== Extracted data

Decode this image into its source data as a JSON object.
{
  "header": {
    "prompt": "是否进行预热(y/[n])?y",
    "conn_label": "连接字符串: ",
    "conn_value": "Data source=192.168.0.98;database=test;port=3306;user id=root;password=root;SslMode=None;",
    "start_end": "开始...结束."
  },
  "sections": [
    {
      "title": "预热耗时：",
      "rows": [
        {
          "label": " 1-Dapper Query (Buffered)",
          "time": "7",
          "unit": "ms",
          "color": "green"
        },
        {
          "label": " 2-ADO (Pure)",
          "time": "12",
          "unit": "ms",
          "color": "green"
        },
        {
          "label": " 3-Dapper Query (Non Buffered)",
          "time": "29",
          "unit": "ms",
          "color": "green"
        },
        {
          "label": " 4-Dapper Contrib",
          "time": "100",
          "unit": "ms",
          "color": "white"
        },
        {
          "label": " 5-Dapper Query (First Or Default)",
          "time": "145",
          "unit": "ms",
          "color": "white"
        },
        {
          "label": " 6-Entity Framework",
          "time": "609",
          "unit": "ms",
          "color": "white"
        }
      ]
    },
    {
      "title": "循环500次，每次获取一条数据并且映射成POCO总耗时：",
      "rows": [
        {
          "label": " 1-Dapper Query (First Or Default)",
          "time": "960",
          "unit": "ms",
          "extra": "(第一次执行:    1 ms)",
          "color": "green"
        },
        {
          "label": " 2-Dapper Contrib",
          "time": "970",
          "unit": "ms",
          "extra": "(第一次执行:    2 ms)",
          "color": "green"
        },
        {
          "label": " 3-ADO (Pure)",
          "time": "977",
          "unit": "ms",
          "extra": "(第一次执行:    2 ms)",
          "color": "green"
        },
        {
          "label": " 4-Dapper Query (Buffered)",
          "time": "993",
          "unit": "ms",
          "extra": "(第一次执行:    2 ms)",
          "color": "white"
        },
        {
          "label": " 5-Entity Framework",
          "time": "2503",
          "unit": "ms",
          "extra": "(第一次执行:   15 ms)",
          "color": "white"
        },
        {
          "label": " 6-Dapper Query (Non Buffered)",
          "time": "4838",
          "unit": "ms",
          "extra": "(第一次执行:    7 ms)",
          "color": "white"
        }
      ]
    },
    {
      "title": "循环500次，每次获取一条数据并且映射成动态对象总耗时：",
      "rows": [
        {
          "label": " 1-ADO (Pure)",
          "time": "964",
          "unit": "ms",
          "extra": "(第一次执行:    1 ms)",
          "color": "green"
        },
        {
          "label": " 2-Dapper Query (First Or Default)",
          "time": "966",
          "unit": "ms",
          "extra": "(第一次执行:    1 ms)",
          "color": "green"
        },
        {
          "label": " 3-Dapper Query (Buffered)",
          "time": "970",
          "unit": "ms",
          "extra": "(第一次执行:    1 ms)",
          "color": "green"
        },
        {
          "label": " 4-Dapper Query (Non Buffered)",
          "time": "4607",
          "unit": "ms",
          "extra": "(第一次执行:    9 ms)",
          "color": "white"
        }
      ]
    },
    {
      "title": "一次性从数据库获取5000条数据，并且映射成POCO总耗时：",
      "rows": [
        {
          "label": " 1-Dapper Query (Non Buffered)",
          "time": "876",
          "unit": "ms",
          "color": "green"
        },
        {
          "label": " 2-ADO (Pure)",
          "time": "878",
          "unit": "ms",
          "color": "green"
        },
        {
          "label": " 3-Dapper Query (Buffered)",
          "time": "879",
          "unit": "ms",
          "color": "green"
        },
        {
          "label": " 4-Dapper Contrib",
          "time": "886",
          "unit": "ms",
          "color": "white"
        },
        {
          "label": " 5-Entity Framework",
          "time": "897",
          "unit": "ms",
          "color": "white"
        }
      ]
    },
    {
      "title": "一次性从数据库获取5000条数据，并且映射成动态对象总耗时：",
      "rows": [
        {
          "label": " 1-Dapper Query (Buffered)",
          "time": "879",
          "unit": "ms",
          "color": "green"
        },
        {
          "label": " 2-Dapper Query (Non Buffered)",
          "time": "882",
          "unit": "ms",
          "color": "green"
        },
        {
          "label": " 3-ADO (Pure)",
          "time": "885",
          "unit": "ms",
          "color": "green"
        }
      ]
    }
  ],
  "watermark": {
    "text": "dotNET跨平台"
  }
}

====

Stated problem:
Collect the lines of the data that carry the word "source".

Exercise output:
Decode this image into its source data as a JSON object.
    "conn_value": "Data source=192.168.0.98;database=test;port=3306;user id=root;password=root;SslMode=None;",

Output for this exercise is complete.